Operator Parse

Primitive operator image not displayed. Problem loading file: ../../image/tk$spl/op$spl.utility$Parse.svg

The Parse operator is similar to the FileSource, TCPSource, and UDPSource operators, in that it transforms input data in a raw form into well-structured SPL tuples. The difference is that unlike source adapters, the Parse operator is not tied to a particular external resource. Instead, it can be used inside an SPL application on data that came from any external source.

The Parse operator accepts data in many formats (such as line or bin), therefore the data is passed in using a blob attribute. The Parse operator generates the SPL tuples corresponding to the input format.

Checkpointed data

When the Parse operator is checkpointed in a consistent region, any partially parsed input data and logic state variables (if present) are saved in checkpoint. When the Parse operator is checkpointed in an autonomous region, logic state variables (if present) are saved in checkpoint.

Behavior in a consistent region

The Parse operator can be used in a consistent region, but not as a start operator. When a region is drained, the Parse operator reads as much of its input as it can produce output tuples from, but there might be some residual data that is not sufficient to produce an output tuple. This residual data, if any, is stored in the checkpoint. On reset, the Parse operator clears any input data it has, reads the residual data from the checkpoint, and adds that as the start of its read buffer. Logic state variables (if present) are also automatically checkpointed and reset.

Checkpointing behavior in an autonomous region

When the Parse operator is in an autonomous region and configured with config checkpoint : periodic(T) clause, a background thread in SPL Runtime checkpoints the operator every T seconds, and such periodic checkpointing activity is asynchronous to tuple processing. Upon restart, the operator restores its internal state to its initial state, and restores logic state variables (if present) from the last checkpoint.

When the Parse operator is in an autonomous region and configured with config checkpoint : operatorDriven clause, no checkpoint is taken at runtime. Upon restart, the operator restores to its initial state.

Such checkpointing behavior is subject to change in the future.

Exceptions

If there are errors while extracting tuples from the input data, the Parse operator generates a tracing message or throws an exception. You can use the parsing parameter to control this behavior.

Examples

Summary

Ports
This operator has 1 input port and 1 output port.
Windowing
This operator does not accept any windowing configurations.
Parameters
This operator supports 11 parameters.

Optional: blockSize, defaultTuple, eolMarker, format, hasDelayField, hasHeaderLine, ignoreExtraCSVValues, parseInput, parsing, readPunctuations, separator

Metrics
This operator reports 1 metric.

Properties

Implementation
C++
Threading
Always - Operator always provides a single threaded execution context.

_RECORD EXTRACTS_:

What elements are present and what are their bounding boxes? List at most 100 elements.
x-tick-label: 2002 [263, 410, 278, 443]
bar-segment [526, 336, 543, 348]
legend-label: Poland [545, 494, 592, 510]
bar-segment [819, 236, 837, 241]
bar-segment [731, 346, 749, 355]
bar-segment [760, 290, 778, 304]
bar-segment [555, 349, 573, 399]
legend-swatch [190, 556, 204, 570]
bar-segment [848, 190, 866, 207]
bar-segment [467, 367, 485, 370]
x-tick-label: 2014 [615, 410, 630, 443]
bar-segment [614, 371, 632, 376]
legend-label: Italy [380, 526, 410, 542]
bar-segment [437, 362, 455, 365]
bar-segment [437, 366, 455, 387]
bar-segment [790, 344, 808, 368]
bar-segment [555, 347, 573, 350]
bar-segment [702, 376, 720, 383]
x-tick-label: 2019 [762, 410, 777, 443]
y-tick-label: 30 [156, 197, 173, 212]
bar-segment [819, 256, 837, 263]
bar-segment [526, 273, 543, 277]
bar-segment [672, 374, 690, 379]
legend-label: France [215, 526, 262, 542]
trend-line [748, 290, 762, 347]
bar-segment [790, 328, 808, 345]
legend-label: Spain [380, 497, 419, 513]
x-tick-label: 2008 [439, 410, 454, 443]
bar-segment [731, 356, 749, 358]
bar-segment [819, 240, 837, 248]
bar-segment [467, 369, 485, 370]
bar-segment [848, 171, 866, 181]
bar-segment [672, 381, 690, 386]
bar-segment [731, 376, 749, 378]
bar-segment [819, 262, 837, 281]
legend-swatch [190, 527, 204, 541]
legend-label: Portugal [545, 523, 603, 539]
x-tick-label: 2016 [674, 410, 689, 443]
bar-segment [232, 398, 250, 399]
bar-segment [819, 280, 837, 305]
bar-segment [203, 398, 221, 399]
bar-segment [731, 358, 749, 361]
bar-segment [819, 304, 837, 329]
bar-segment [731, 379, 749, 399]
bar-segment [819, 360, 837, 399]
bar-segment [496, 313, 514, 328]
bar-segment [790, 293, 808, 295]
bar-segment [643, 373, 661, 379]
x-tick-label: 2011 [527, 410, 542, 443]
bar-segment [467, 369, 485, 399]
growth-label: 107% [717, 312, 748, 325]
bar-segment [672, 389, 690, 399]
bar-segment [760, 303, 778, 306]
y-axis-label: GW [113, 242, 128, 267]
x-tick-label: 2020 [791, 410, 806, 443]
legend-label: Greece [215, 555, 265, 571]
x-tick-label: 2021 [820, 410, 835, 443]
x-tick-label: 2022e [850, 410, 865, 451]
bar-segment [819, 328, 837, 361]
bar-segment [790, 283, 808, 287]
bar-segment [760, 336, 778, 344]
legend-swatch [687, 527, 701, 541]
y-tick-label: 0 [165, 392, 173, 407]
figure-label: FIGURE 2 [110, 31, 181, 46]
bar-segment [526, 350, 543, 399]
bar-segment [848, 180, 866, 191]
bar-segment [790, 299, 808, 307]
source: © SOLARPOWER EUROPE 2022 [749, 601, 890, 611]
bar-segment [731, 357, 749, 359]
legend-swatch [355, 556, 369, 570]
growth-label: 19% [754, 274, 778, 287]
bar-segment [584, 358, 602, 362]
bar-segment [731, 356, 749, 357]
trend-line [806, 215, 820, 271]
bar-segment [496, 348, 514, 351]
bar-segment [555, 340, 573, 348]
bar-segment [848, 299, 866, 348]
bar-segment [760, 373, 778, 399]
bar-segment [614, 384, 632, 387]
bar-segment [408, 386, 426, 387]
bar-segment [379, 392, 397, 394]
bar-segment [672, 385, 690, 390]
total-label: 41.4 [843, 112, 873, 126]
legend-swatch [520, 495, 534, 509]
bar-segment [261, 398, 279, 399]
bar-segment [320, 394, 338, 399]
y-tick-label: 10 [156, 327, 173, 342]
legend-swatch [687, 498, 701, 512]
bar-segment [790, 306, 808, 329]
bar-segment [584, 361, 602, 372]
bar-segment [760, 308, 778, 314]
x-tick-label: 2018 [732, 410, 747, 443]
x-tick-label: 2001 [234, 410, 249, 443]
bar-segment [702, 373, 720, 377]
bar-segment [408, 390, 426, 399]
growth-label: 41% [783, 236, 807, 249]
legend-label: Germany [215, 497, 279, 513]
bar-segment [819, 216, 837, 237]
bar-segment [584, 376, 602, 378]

_REQUEST 1_: For each statement, say whether it agrees with the Parse operator page. Answer yes or no and quote the page's deciding words. (a) The Parse operator can be the start operator of a consistent region. (b) In an autonomous region with the operatorDriven clause, no checkpoint is taken at runtime. (c) The operator accepts windowing configurations.
_REQUEST 2_: Reproduce word for word the part of the Parse operator page that opens with the words containing "Checkpointing behavior in" and closes with "the last checkpoint.".
The rows are separate material, apart from the Parse operator page.

_FINISHED ANSWER 1_:
(a) No: "The Parse operator can be used in a consistent region, but not as a start operator."
(b) Yes: "When the Parse operator is in an autonomous region and configured with config checkpoint : operatorDriven clause, no checkpoint is taken at runtime."
(c) No: "This operator does not accept any windowing configurations."

_FINISHED ANSWER 2_:
Checkpointing behavior in an autonomous region

When the Parse operator is in an autonomous region and configured with config checkpoint : periodic(T) clause, a background thread in SPL Runtime checkpoints the operator every T seconds, and such periodic checkpointing activity is asynchronous to tuple processing. Upon restart, the operator restores its internal state to its initial state, and restores logic state variables (if present) from the last checkpoint.